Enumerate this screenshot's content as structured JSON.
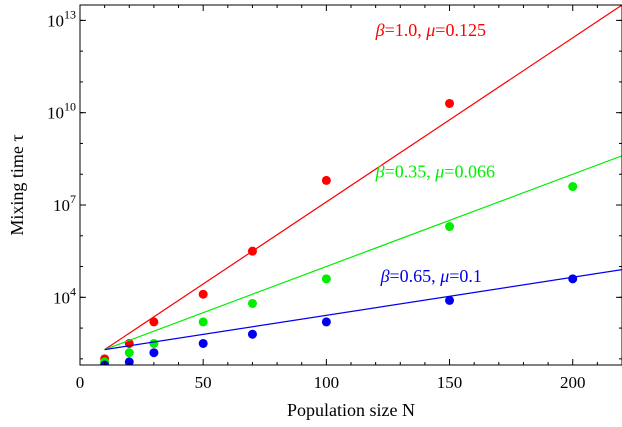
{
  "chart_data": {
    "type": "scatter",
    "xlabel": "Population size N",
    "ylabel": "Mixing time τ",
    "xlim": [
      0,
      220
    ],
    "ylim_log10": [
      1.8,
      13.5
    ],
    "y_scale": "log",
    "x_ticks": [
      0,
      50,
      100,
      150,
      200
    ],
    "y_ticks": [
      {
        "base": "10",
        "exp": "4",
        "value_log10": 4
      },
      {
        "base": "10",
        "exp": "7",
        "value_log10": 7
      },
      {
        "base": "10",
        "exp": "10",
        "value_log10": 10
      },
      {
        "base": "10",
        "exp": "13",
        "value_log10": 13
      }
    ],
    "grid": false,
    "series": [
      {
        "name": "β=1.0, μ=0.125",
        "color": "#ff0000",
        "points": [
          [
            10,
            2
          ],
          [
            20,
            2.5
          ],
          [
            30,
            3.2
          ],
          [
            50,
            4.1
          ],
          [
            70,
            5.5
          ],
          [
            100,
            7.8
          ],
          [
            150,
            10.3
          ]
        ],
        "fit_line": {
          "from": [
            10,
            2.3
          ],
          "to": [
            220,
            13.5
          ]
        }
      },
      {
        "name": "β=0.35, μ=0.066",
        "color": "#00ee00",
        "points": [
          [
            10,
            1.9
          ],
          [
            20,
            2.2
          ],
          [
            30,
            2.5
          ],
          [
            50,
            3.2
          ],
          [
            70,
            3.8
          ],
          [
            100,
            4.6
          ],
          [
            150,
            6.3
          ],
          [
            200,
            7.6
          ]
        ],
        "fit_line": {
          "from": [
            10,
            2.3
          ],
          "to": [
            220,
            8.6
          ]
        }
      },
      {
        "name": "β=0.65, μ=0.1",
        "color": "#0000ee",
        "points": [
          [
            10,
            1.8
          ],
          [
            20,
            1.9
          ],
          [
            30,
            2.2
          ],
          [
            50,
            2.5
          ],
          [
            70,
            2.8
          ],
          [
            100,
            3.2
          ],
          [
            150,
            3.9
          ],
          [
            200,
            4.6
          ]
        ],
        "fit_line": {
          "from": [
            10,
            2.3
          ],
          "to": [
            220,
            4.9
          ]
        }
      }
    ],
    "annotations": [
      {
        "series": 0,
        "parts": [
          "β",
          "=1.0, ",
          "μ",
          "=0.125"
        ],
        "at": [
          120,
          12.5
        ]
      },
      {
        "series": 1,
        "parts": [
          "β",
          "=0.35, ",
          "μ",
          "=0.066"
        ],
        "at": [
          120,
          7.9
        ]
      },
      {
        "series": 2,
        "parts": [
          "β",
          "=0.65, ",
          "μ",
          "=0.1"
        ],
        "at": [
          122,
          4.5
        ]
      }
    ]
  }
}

* [Task goal]:
Where a line above contains the word "name", copy that line.

* [Response to this task]:
        "name": "β=1.0, μ=0.125",
        "name": "β=0.35, μ=0.066",
        "name": "β=0.65, μ=0.1",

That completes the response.